Do this – Rewrite the lines below so that every "value-cell" is renamed "data-cell", with all other text left as it is. Leave the pictures out of your answer.

--------------------------------

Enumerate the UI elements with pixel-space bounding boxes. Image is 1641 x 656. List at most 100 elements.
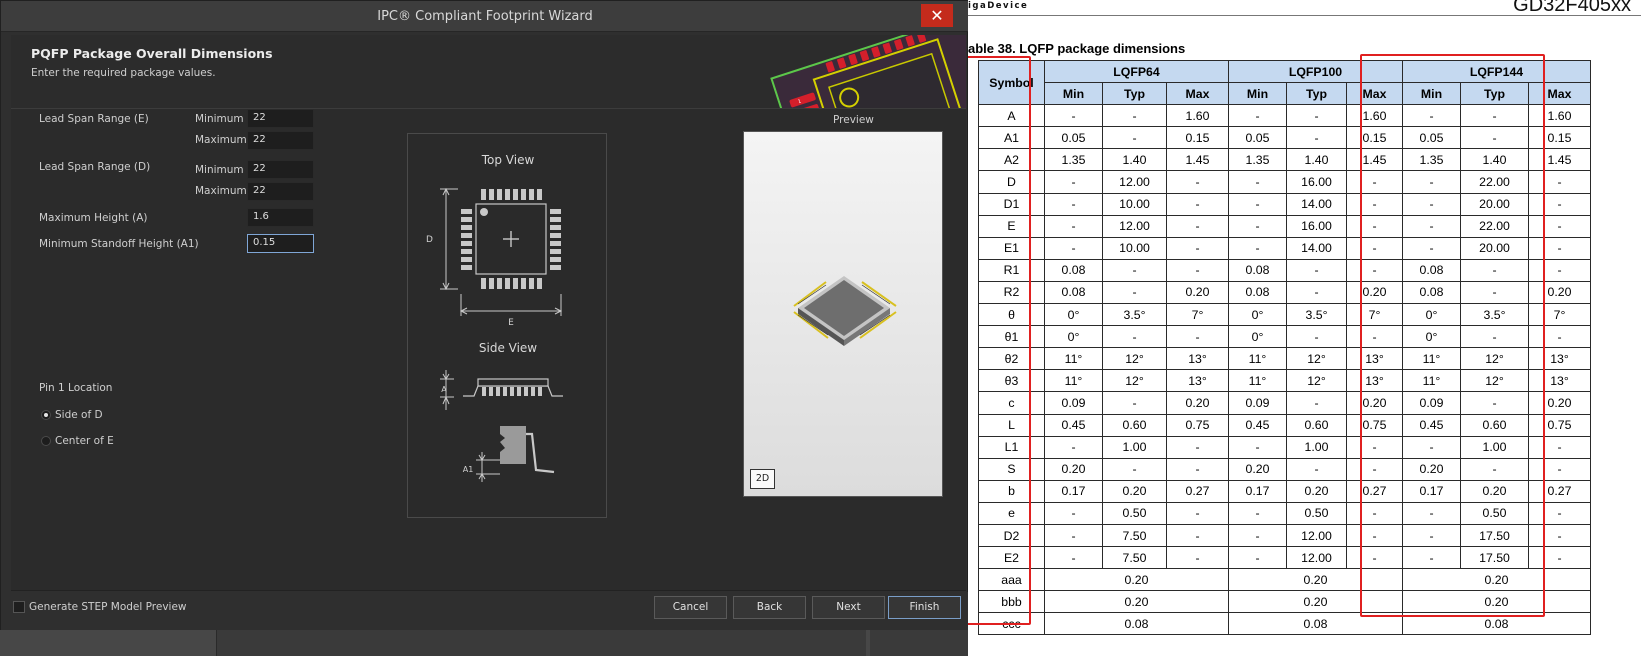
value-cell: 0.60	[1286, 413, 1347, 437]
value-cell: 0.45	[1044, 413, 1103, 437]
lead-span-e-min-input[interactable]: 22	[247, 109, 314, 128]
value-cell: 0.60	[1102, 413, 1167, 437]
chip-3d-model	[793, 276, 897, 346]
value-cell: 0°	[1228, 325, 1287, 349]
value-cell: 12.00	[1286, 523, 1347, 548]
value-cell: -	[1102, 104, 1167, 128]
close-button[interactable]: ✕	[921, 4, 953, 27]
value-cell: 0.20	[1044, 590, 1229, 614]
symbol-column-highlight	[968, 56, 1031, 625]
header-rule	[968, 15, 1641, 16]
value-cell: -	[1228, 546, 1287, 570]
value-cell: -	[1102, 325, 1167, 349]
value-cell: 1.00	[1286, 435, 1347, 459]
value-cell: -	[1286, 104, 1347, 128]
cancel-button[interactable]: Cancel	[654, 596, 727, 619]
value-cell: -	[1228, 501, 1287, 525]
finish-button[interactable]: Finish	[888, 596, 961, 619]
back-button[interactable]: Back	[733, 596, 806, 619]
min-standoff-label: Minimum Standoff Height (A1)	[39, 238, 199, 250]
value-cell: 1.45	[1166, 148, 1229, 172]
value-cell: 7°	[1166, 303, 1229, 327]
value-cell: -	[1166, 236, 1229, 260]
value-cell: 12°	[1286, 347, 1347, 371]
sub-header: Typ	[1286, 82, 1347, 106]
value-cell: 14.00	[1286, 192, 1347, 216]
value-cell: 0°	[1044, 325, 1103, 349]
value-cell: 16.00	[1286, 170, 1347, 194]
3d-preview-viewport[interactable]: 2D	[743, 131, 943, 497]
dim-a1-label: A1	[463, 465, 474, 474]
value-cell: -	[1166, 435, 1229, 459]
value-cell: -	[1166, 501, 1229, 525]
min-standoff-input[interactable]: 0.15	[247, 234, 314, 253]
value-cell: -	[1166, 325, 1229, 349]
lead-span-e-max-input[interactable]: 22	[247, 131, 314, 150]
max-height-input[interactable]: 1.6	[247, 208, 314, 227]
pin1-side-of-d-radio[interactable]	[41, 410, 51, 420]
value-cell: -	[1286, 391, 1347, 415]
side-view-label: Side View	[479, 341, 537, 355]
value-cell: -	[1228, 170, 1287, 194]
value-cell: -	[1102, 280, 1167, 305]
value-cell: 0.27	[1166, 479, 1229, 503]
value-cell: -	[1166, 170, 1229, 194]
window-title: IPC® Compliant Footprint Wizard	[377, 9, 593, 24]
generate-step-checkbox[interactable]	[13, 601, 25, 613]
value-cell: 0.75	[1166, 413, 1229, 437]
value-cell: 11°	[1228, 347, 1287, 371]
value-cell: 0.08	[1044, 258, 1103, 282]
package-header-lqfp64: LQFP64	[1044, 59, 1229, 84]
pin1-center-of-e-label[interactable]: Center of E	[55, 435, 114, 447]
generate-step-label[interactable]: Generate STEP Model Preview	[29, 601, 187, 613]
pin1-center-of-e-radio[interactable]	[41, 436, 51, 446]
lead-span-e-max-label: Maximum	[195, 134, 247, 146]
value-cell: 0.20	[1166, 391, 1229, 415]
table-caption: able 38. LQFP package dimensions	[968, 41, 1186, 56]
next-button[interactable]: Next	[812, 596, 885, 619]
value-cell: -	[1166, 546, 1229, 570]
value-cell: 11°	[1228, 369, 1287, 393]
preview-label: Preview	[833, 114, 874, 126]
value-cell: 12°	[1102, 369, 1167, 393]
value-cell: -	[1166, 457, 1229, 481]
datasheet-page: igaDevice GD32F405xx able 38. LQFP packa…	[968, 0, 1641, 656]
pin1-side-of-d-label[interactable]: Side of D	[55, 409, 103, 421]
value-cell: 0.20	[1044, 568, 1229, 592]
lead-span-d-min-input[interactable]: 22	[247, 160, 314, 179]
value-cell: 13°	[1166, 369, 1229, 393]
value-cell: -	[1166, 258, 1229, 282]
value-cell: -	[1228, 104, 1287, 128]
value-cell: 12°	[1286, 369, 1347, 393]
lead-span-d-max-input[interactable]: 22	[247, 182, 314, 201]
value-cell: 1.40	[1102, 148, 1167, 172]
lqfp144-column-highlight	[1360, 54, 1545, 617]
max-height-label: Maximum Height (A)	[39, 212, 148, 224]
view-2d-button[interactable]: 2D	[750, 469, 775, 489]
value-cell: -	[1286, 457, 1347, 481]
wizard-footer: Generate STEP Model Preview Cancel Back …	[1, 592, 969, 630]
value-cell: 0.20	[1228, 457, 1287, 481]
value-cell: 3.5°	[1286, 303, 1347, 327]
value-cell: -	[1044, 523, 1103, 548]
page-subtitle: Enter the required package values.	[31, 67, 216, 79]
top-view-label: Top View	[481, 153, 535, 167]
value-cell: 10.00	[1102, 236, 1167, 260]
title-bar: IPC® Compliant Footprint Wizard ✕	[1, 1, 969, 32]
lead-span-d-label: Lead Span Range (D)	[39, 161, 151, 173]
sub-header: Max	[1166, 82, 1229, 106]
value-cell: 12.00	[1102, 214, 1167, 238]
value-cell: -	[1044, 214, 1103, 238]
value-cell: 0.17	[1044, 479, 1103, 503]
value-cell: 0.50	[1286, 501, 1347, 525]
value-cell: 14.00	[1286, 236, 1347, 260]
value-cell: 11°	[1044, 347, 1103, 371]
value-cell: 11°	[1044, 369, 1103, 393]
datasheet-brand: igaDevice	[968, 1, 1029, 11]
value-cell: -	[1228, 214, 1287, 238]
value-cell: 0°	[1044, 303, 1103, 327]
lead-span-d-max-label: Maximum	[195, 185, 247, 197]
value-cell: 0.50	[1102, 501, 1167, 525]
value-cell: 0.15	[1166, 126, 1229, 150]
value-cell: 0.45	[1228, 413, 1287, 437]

--------------------------------

The completed task –
Enumerate the UI elements with pixel-space bounding boxes. Image is 1641 x 656. List at most 100 elements.
data-cell: 0.60	[1286, 413, 1347, 437]
data-cell: 0.45	[1044, 413, 1103, 437]
lead-span-e-min-input[interactable]: 22	[247, 109, 314, 128]
data-cell: 0.60	[1102, 413, 1167, 437]
chip-3d-model	[793, 276, 897, 346]
data-cell: 0°	[1228, 325, 1287, 349]
data-cell: 12.00	[1286, 523, 1347, 548]
data-cell: -	[1102, 104, 1167, 128]
close-button[interactable]: ✕	[921, 4, 953, 27]
data-cell: 0.20	[1044, 590, 1229, 614]
symbol-column-highlight	[968, 56, 1031, 625]
header-rule	[968, 15, 1641, 16]
data-cell: -	[1228, 546, 1287, 570]
data-cell: -	[1102, 325, 1167, 349]
data-cell: 1.00	[1286, 435, 1347, 459]
data-cell: -	[1286, 104, 1347, 128]
cancel-button[interactable]: Cancel	[654, 596, 727, 619]
data-cell: -	[1228, 501, 1287, 525]
finish-button[interactable]: Finish	[888, 596, 961, 619]
back-button[interactable]: Back	[733, 596, 806, 619]
min-standoff-label: Minimum Standoff Height (A1)	[39, 238, 199, 250]
data-cell: 1.45	[1166, 148, 1229, 172]
data-cell: 7°	[1166, 303, 1229, 327]
data-cell: -	[1166, 236, 1229, 260]
data-cell: 12°	[1286, 347, 1347, 371]
sub-header: Typ	[1286, 82, 1347, 106]
data-cell: 14.00	[1286, 192, 1347, 216]
data-cell: 0°	[1044, 325, 1103, 349]
data-cell: 16.00	[1286, 170, 1347, 194]
3d-preview-viewport[interactable]: 2D	[743, 131, 943, 497]
dim-a1-label: A1	[463, 465, 474, 474]
data-cell: -	[1166, 435, 1229, 459]
data-cell: -	[1166, 501, 1229, 525]
min-standoff-input[interactable]: 0.15	[247, 234, 314, 253]
data-cell: -	[1166, 325, 1229, 349]
lead-span-e-max-input[interactable]: 22	[247, 131, 314, 150]
max-height-input[interactable]: 1.6	[247, 208, 314, 227]
pin1-side-of-d-radio[interactable]	[41, 410, 51, 420]
data-cell: -	[1286, 391, 1347, 415]
side-view-label: Side View	[479, 341, 537, 355]
data-cell: -	[1228, 170, 1287, 194]
data-cell: -	[1102, 280, 1167, 305]
data-cell: 0.27	[1166, 479, 1229, 503]
data-cell: -	[1166, 170, 1229, 194]
window-title: IPC® Compliant Footprint Wizard	[377, 9, 593, 24]
generate-step-checkbox[interactable]	[13, 601, 25, 613]
data-cell: 0.75	[1166, 413, 1229, 437]
data-cell: 11°	[1228, 347, 1287, 371]
data-cell: 0.08	[1044, 258, 1103, 282]
package-header-lqfp64: LQFP64	[1044, 59, 1229, 84]
pin1-center-of-e-label[interactable]: Center of E	[55, 435, 114, 447]
generate-step-label[interactable]: Generate STEP Model Preview	[29, 601, 187, 613]
pin1-center-of-e-radio[interactable]	[41, 436, 51, 446]
lead-span-e-max-label: Maximum	[195, 134, 247, 146]
data-cell: 0.20	[1166, 391, 1229, 415]
table-caption: able 38. LQFP package dimensions	[968, 41, 1186, 56]
next-button[interactable]: Next	[812, 596, 885, 619]
data-cell: -	[1166, 546, 1229, 570]
data-cell: 11°	[1228, 369, 1287, 393]
preview-label: Preview	[833, 114, 874, 126]
data-cell: 12°	[1102, 369, 1167, 393]
data-cell: -	[1166, 457, 1229, 481]
datasheet-page: igaDevice GD32F405xx able 38. LQFP packa…	[968, 0, 1641, 656]
pin1-side-of-d-label[interactable]: Side of D	[55, 409, 103, 421]
data-cell: 0.20	[1044, 568, 1229, 592]
lead-span-d-min-input[interactable]: 22	[247, 160, 314, 179]
data-cell: 13°	[1166, 369, 1229, 393]
data-cell: -	[1166, 258, 1229, 282]
data-cell: -	[1228, 104, 1287, 128]
data-cell: 12°	[1286, 369, 1347, 393]
lead-span-d-max-input[interactable]: 22	[247, 182, 314, 201]
data-cell: 1.40	[1102, 148, 1167, 172]
lqfp144-column-highlight	[1360, 54, 1545, 617]
max-height-label: Maximum Height (A)	[39, 212, 148, 224]
view-2d-button[interactable]: 2D	[750, 469, 775, 489]
data-cell: -	[1286, 457, 1347, 481]
wizard-footer: Generate STEP Model Preview Cancel Back …	[1, 592, 969, 630]
data-cell: 0.20	[1228, 457, 1287, 481]
data-cell: 3.5°	[1286, 303, 1347, 327]
data-cell: -	[1044, 523, 1103, 548]
page-subtitle: Enter the required package values.	[31, 67, 216, 79]
top-view-label: Top View	[481, 153, 535, 167]
data-cell: 10.00	[1102, 236, 1167, 260]
title-bar: IPC® Compliant Footprint Wizard ✕	[1, 1, 969, 32]
lead-span-d-label: Lead Span Range (D)	[39, 161, 151, 173]
sub-header: Max	[1166, 82, 1229, 106]
data-cell: 12.00	[1102, 214, 1167, 238]
data-cell: -	[1044, 214, 1103, 238]
data-cell: 0.17	[1044, 479, 1103, 503]
data-cell: 0.50	[1286, 501, 1347, 525]
data-cell: 14.00	[1286, 236, 1347, 260]
data-cell: 11°	[1044, 347, 1103, 371]
data-cell: 11°	[1044, 369, 1103, 393]
datasheet-brand: igaDevice	[968, 1, 1029, 11]
data-cell: -	[1228, 214, 1287, 238]
data-cell: 0°	[1044, 303, 1103, 327]
lead-span-d-max-label: Maximum	[195, 185, 247, 197]
data-cell: 0.50	[1102, 501, 1167, 525]
data-cell: 0.15	[1166, 126, 1229, 150]
data-cell: 0.45	[1228, 413, 1287, 437]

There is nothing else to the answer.